BEGIN Records provided

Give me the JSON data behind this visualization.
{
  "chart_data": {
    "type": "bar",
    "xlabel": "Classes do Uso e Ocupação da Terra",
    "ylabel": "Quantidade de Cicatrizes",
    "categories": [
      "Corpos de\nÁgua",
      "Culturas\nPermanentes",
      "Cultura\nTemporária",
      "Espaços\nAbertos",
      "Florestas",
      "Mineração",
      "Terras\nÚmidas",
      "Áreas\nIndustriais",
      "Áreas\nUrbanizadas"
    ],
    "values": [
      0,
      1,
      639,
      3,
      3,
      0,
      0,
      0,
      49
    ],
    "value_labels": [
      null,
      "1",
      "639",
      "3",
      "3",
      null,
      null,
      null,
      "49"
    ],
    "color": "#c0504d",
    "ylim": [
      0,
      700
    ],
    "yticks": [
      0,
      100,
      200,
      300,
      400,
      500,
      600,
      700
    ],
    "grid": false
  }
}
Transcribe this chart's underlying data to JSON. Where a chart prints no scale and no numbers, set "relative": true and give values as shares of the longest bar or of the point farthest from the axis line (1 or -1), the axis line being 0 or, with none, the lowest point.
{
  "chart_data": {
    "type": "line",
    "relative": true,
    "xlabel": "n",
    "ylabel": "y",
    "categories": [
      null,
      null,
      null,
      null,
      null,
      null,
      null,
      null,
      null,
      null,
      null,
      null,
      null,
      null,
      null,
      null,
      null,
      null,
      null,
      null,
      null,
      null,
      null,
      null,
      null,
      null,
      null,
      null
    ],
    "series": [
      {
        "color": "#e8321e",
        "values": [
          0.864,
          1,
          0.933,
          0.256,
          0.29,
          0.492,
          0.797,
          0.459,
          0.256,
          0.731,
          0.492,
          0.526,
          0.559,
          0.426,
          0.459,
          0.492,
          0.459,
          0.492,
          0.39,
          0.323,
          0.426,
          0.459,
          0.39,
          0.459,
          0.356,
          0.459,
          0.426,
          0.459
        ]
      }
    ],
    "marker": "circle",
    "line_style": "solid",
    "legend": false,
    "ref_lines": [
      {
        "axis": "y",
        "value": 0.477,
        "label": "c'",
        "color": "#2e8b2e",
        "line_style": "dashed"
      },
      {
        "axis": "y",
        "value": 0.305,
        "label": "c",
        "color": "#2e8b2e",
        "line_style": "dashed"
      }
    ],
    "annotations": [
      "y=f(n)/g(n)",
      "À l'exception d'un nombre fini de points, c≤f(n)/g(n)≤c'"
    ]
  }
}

END Records provided

| Task prompt |
Among the entries above, how many lines include the word "color"? Give the number with no comment.

| Answer for the task |
4